___ SOURCE DATA

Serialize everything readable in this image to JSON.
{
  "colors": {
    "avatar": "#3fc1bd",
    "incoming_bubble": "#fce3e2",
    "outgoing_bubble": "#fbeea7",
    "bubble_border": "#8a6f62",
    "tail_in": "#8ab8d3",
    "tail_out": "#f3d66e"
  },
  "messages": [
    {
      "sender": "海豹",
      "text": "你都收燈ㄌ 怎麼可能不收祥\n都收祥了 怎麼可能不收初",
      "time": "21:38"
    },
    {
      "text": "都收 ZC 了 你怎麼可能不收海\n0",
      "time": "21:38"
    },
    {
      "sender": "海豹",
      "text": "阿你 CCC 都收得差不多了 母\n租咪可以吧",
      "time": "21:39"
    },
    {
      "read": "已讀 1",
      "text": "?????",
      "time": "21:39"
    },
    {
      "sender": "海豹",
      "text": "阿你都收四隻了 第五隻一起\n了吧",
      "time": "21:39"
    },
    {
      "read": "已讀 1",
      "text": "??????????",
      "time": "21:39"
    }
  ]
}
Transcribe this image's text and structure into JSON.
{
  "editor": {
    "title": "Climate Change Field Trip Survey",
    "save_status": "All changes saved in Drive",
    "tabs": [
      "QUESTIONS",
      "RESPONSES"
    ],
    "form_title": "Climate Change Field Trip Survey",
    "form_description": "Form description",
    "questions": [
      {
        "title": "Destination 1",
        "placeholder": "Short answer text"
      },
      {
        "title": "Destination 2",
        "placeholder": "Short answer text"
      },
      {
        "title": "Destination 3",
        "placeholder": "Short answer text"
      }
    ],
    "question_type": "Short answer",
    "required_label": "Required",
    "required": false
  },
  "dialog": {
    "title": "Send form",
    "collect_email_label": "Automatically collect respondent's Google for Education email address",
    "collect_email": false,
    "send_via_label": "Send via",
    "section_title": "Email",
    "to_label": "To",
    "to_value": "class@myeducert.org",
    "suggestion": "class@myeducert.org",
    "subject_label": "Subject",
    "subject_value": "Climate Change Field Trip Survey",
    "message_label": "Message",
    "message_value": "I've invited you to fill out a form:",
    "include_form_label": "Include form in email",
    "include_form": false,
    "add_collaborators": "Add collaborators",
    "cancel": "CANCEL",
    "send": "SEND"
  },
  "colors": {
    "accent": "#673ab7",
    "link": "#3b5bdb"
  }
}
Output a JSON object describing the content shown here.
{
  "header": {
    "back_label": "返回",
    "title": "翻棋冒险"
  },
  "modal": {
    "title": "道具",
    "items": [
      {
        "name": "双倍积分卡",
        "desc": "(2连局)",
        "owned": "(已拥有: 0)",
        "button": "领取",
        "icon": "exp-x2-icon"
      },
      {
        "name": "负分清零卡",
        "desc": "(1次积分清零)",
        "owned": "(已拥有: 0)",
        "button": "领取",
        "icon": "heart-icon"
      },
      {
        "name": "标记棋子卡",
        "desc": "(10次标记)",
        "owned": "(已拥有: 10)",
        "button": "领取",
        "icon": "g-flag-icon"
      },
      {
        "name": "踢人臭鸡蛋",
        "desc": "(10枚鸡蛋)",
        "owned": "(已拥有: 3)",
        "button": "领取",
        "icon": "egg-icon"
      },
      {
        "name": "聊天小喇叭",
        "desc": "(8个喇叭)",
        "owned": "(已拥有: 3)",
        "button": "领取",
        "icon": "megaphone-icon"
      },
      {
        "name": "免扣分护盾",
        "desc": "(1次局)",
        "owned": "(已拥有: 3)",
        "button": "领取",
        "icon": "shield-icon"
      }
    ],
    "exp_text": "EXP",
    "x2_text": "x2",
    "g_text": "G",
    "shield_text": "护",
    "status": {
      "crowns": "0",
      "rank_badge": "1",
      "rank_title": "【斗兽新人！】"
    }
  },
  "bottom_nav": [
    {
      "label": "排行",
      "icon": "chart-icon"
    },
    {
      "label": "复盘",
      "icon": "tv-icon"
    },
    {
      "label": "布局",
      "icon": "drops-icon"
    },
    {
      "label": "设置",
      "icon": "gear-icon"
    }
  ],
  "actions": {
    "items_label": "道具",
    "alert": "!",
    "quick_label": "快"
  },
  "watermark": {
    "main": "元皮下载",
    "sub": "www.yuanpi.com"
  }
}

______

JOB:
Whenever "false" turns up in a line, pick that line out.

EXERCISE SOLUTION:
    "required": false
    "collect_email": false,
    "include_form": false,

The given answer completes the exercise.